ENTRIES SUPPLIED:
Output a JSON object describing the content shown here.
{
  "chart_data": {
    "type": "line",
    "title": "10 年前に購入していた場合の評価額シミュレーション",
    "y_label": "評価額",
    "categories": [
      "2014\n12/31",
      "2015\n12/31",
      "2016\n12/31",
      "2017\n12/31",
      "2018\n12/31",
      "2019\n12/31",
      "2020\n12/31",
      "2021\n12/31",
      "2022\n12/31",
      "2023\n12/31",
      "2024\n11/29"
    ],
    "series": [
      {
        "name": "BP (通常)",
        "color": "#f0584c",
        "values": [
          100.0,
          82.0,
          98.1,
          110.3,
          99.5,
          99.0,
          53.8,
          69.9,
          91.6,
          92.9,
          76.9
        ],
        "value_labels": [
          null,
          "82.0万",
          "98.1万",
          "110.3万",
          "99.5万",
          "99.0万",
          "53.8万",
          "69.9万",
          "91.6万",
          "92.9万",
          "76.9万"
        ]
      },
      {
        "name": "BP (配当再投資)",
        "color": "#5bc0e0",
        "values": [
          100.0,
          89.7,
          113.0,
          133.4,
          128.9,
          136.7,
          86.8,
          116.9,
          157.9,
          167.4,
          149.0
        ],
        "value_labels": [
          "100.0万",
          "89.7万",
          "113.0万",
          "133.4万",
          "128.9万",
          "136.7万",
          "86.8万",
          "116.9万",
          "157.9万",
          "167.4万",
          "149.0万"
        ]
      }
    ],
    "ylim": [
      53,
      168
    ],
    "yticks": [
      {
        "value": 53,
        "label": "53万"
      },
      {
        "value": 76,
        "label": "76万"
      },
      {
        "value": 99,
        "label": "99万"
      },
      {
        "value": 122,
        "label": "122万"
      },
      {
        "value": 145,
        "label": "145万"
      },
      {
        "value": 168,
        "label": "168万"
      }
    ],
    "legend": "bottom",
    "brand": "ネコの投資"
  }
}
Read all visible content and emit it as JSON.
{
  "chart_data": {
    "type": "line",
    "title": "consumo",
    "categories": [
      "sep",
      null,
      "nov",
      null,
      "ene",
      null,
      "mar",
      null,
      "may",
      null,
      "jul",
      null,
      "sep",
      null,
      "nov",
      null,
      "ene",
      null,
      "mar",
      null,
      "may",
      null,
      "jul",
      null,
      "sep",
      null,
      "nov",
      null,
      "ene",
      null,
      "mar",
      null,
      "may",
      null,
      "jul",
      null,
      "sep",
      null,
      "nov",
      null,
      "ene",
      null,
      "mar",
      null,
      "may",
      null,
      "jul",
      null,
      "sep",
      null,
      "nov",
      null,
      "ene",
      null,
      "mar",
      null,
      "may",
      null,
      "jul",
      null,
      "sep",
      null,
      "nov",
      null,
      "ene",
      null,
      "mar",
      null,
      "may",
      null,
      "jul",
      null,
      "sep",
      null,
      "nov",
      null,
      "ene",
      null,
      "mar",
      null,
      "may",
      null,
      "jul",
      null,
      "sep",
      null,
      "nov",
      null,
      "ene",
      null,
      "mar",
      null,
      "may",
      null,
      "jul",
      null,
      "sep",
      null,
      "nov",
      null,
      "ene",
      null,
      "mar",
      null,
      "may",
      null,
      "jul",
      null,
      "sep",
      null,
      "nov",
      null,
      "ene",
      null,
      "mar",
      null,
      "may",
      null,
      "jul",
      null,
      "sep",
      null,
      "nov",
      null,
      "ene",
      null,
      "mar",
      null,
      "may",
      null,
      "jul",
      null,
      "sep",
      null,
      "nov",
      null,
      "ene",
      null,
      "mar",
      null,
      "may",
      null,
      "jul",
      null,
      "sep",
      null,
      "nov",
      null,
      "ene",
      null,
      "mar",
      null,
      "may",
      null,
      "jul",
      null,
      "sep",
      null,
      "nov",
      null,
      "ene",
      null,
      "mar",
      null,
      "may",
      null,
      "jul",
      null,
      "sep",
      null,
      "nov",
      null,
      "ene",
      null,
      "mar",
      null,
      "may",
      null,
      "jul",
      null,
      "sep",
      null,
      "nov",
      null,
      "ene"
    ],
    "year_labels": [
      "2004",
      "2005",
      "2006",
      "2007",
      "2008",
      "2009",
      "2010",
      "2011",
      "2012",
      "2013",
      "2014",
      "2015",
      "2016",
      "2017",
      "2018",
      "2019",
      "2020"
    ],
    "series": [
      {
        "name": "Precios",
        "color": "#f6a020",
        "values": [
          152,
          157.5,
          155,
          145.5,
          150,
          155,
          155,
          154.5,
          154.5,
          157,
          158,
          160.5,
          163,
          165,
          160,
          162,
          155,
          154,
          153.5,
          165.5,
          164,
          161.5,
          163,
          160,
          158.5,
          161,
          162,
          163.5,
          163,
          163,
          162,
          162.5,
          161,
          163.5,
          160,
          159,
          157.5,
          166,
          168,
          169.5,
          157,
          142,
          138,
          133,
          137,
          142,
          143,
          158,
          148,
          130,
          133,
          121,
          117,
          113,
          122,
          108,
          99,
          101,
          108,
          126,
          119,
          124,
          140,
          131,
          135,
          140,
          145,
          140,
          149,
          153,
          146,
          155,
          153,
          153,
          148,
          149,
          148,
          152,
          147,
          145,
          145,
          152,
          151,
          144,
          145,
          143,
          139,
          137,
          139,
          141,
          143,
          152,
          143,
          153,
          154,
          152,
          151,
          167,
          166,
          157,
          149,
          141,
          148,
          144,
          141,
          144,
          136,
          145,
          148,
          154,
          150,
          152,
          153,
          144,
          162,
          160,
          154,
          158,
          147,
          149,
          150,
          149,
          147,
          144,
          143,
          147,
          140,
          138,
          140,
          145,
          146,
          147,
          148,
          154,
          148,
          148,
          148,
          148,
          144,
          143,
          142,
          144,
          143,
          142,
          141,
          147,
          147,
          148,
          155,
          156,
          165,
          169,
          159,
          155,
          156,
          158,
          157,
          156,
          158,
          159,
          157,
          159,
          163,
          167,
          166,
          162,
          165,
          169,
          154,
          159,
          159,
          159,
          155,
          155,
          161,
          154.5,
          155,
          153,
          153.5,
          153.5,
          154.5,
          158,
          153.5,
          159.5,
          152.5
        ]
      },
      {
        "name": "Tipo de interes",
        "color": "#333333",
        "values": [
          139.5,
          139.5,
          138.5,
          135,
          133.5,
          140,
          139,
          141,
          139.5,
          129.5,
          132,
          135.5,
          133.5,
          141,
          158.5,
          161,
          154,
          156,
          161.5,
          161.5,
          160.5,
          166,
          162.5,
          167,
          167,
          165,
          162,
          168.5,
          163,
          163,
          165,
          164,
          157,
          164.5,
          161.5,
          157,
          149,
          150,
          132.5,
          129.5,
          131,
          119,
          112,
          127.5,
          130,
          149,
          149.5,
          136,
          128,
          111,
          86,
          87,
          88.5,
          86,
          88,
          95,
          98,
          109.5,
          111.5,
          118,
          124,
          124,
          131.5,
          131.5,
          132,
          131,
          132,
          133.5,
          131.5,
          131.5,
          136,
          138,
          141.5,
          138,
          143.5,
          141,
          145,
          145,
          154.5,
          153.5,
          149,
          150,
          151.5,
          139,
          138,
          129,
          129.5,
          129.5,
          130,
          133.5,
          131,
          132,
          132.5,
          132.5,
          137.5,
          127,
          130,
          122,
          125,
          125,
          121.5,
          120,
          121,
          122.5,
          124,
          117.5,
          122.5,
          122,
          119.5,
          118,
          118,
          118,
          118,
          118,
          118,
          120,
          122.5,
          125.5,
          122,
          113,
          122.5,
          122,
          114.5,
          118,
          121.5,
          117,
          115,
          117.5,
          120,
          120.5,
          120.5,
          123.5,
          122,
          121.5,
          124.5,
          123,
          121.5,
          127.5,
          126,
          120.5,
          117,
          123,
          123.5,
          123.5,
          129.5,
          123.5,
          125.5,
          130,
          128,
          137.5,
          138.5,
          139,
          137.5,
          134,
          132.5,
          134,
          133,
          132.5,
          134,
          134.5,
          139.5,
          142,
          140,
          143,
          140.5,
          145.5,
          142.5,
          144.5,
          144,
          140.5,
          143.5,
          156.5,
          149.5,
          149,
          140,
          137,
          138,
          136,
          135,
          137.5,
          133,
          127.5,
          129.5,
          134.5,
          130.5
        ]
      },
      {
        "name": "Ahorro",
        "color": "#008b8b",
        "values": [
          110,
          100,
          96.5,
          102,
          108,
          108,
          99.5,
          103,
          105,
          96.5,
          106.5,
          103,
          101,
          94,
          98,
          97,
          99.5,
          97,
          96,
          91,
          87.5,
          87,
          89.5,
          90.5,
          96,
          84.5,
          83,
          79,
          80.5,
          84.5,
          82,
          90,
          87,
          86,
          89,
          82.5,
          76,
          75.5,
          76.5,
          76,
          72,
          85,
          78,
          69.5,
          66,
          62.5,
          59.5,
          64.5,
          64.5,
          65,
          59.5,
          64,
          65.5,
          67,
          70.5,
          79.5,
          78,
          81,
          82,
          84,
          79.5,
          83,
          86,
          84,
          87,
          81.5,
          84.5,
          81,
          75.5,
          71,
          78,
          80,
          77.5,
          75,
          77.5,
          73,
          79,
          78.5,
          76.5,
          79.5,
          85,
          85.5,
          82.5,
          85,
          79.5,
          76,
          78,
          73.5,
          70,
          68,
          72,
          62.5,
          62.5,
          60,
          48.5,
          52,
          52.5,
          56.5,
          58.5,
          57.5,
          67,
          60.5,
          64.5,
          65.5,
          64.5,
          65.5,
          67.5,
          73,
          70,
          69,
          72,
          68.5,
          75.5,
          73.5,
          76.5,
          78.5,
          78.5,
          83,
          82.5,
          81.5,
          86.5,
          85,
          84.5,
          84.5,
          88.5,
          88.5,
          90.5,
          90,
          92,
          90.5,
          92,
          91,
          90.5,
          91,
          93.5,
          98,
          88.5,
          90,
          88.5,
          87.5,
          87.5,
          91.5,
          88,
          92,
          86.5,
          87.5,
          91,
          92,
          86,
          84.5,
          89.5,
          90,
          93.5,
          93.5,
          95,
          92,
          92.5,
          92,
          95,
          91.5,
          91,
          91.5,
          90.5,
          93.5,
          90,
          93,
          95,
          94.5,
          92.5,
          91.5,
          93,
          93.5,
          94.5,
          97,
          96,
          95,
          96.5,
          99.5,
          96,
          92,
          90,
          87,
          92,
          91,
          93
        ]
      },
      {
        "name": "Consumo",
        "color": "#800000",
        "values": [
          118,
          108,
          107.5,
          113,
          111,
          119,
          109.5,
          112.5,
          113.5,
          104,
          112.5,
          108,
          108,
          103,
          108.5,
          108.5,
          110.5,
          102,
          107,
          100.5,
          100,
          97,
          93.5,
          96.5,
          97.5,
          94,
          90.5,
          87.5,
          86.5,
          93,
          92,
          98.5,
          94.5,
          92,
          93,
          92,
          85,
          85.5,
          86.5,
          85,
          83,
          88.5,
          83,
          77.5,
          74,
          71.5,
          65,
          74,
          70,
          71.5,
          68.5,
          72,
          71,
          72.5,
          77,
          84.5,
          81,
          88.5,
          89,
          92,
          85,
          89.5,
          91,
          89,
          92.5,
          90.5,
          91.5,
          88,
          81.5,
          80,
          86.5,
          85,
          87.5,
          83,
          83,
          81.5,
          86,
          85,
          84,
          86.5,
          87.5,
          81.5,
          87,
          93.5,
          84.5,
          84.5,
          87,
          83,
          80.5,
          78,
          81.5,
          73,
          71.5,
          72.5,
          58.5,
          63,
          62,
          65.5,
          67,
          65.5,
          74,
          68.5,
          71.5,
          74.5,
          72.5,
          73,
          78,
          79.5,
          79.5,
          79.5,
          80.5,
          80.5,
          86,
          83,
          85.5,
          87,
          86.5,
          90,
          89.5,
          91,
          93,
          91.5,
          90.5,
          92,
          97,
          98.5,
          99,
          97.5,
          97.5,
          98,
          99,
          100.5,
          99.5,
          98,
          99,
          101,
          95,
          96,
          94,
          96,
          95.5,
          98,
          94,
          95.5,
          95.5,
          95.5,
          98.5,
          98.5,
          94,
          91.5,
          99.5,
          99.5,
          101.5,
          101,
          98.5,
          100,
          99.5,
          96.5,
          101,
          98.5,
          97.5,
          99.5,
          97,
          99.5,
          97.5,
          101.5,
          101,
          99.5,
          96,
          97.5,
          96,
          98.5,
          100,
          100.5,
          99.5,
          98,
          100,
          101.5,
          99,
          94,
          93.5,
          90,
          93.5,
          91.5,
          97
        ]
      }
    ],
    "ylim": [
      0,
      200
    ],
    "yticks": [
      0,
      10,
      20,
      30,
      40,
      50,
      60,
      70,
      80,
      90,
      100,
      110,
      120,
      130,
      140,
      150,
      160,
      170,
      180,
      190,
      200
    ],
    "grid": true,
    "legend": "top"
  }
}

AIM:
Gather and return every line that holds the string "color".

RESULT:
        "color": "#f0584c",
        "color": "#5bc0e0",
        "color": "#f6a020",
        "color": "#333333",
        "color": "#008b8b",
        "color": "#800000",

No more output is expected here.